■ **AIM OF THE TASK**
In the records that follow, locate every line with "उपलब" and extract it.

--------

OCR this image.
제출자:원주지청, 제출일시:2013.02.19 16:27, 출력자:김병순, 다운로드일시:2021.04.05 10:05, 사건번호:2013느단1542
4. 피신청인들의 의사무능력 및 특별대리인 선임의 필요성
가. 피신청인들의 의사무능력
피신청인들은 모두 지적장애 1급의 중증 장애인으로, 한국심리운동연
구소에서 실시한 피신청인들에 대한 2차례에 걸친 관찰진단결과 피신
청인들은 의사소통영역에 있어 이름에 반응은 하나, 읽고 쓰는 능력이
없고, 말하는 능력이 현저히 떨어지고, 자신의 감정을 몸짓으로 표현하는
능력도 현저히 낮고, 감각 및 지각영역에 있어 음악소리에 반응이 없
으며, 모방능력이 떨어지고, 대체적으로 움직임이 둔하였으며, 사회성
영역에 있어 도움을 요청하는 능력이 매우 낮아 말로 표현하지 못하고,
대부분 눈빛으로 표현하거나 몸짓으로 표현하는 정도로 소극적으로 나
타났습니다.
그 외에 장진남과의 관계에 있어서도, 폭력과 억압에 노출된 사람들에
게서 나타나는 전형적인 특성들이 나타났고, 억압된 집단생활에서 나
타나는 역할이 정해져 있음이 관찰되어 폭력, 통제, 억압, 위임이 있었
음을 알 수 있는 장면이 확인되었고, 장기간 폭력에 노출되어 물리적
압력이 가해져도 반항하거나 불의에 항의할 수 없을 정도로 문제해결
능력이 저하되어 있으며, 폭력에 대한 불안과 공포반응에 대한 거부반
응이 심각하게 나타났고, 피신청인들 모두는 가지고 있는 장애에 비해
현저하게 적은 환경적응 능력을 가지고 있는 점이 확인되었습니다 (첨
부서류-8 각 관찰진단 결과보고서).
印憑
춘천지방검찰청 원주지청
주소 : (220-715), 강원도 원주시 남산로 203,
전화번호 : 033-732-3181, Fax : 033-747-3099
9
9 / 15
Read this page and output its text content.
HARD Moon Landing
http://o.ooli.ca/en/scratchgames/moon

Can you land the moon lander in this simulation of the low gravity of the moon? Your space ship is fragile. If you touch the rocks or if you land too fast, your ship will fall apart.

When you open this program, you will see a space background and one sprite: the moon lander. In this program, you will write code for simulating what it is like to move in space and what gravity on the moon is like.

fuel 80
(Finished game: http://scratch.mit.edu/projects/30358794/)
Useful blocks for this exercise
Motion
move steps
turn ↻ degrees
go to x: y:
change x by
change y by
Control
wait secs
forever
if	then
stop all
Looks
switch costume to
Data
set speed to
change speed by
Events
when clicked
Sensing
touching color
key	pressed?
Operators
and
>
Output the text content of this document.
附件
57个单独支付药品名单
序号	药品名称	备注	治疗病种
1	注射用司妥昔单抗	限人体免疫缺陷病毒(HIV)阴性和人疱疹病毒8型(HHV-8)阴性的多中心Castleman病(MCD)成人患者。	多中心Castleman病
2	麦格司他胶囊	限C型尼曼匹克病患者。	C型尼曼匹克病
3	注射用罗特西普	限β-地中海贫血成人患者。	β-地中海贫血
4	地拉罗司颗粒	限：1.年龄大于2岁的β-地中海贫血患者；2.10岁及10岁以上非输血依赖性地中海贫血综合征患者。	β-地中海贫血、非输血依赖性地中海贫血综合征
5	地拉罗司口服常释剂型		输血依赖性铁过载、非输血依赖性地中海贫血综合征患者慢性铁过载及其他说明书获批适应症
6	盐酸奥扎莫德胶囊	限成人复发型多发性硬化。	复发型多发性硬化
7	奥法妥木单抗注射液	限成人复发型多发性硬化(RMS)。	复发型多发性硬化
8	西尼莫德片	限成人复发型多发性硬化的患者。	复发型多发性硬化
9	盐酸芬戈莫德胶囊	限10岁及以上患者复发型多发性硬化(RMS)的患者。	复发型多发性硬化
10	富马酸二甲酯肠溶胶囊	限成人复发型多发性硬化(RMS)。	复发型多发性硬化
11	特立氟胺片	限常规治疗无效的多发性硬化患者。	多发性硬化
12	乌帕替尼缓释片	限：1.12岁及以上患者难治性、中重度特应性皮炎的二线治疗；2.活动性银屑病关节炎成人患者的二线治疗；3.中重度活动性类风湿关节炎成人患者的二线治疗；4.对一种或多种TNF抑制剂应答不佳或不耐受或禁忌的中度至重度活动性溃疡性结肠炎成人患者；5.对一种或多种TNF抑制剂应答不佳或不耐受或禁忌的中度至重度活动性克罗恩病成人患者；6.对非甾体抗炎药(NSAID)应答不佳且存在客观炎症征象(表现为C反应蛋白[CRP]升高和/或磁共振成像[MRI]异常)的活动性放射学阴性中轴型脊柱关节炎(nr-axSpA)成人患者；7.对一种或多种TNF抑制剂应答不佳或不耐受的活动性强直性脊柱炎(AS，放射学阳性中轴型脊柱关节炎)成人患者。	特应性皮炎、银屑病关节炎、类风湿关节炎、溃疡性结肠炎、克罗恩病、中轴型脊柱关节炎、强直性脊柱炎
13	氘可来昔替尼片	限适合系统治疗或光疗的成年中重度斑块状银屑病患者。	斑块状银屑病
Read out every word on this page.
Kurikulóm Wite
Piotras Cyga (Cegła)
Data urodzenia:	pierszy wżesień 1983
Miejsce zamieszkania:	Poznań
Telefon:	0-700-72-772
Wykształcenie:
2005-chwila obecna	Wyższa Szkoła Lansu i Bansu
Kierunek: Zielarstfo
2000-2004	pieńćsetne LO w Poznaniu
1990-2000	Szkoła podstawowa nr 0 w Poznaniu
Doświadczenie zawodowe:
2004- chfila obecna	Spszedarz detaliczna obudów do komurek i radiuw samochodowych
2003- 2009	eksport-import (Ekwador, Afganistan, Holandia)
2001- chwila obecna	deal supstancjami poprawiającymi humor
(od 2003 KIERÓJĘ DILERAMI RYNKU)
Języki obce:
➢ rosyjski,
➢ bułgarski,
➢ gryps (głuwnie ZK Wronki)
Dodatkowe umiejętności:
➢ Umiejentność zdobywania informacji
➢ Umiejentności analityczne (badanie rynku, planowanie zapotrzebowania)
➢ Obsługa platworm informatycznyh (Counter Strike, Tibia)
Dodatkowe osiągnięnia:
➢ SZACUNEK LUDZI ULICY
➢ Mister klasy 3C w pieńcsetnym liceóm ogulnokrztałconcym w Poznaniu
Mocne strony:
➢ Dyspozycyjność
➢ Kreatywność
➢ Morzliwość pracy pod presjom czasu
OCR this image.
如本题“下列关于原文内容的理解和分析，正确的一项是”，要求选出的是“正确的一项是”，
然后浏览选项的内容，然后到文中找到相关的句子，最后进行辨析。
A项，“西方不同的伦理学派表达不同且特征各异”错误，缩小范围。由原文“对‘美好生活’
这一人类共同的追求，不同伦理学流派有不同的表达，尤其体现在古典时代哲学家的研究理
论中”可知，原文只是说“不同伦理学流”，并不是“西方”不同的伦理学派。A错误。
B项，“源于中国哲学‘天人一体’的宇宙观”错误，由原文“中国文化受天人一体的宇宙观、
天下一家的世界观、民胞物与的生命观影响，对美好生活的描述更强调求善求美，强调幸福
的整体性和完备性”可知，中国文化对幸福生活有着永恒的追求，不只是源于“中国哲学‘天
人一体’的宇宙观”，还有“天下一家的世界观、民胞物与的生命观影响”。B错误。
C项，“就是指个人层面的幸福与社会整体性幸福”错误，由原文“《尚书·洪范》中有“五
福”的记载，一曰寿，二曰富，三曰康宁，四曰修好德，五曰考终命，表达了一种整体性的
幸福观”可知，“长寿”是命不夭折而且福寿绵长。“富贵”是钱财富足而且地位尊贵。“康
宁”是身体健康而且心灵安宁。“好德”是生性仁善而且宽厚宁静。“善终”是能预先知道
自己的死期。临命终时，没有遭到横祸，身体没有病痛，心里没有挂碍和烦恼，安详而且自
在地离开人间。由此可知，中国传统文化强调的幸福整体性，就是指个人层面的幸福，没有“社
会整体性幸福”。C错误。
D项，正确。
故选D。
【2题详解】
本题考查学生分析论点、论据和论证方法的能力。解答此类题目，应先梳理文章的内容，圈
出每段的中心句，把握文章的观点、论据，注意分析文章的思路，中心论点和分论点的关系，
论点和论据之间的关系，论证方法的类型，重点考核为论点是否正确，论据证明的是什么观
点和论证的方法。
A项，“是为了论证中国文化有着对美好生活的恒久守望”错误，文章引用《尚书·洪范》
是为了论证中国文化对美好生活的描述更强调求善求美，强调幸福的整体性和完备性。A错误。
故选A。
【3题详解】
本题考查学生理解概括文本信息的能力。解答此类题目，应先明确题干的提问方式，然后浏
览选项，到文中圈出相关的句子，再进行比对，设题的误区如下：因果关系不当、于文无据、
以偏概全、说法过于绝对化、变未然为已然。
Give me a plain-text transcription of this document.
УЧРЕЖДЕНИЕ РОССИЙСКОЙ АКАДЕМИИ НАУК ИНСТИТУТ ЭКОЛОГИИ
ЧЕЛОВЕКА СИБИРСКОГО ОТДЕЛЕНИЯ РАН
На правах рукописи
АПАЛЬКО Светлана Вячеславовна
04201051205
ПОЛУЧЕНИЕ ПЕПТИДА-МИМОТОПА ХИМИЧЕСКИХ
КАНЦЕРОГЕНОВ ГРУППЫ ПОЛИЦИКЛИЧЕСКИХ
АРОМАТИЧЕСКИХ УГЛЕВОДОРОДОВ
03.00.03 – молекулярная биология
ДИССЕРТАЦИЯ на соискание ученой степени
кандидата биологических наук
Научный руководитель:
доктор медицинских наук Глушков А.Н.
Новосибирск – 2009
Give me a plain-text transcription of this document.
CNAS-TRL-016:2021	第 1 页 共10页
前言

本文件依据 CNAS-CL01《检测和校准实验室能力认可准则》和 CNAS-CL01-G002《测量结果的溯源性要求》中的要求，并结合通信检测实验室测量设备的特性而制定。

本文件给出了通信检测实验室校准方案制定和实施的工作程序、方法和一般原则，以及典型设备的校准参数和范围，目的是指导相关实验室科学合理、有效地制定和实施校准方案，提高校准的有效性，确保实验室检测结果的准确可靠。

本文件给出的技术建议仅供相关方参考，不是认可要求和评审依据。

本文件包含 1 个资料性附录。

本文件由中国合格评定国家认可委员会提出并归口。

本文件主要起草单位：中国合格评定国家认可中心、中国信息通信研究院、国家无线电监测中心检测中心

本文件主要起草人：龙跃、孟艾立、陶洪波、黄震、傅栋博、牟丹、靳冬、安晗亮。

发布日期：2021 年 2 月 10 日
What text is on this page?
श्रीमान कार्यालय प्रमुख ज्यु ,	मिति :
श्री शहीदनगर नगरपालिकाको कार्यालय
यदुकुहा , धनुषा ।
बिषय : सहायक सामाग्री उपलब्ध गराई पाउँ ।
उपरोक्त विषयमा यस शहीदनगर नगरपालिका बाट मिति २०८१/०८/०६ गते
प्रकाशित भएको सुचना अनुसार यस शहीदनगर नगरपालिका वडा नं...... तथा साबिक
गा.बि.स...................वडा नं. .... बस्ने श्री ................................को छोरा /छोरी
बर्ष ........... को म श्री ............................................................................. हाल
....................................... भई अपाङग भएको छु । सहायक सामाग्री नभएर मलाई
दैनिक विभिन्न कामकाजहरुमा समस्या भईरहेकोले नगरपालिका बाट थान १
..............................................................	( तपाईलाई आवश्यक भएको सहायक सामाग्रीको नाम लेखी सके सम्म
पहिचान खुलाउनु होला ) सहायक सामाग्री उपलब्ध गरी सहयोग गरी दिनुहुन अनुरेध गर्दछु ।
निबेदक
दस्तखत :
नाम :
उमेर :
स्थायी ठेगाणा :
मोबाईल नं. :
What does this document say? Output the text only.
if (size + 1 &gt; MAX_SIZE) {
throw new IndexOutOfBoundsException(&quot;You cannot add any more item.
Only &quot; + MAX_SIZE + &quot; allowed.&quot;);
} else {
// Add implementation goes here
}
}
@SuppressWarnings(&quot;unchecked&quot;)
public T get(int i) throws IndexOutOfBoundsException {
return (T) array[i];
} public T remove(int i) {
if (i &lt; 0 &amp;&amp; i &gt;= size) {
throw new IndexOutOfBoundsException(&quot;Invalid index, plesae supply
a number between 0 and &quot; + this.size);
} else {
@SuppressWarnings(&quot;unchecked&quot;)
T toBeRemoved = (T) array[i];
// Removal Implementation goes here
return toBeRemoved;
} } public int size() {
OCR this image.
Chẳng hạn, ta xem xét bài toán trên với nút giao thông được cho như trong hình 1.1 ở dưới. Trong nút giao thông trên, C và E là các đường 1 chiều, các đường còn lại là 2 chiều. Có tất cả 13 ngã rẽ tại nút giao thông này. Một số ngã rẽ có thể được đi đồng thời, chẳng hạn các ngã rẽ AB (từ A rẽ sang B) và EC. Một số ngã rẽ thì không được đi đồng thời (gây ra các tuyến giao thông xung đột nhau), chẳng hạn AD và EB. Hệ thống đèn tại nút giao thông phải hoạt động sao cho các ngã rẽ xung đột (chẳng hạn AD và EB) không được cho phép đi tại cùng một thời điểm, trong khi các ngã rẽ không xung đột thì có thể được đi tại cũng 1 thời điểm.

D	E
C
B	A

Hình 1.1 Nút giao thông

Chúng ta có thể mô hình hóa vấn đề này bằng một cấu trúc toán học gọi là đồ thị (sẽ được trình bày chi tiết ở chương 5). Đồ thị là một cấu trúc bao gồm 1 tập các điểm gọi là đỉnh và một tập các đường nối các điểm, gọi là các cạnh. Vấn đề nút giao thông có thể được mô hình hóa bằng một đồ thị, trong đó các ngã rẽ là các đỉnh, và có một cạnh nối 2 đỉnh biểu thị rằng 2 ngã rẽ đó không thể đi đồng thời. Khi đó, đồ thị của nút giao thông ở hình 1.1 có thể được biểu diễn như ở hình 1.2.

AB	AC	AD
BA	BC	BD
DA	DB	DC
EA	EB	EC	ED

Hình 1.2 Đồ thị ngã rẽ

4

--------

■ **ANSWER TO THIS TASK**
बिषय : सहायक सामाग्री उपलब्ध गराई पाउँ ।
पहिचान खुलाउनु होला ) सहायक सामाग्री उपलब्ध गरी सहयोग गरी दिनुहुन अनुरेध गर्दछु ।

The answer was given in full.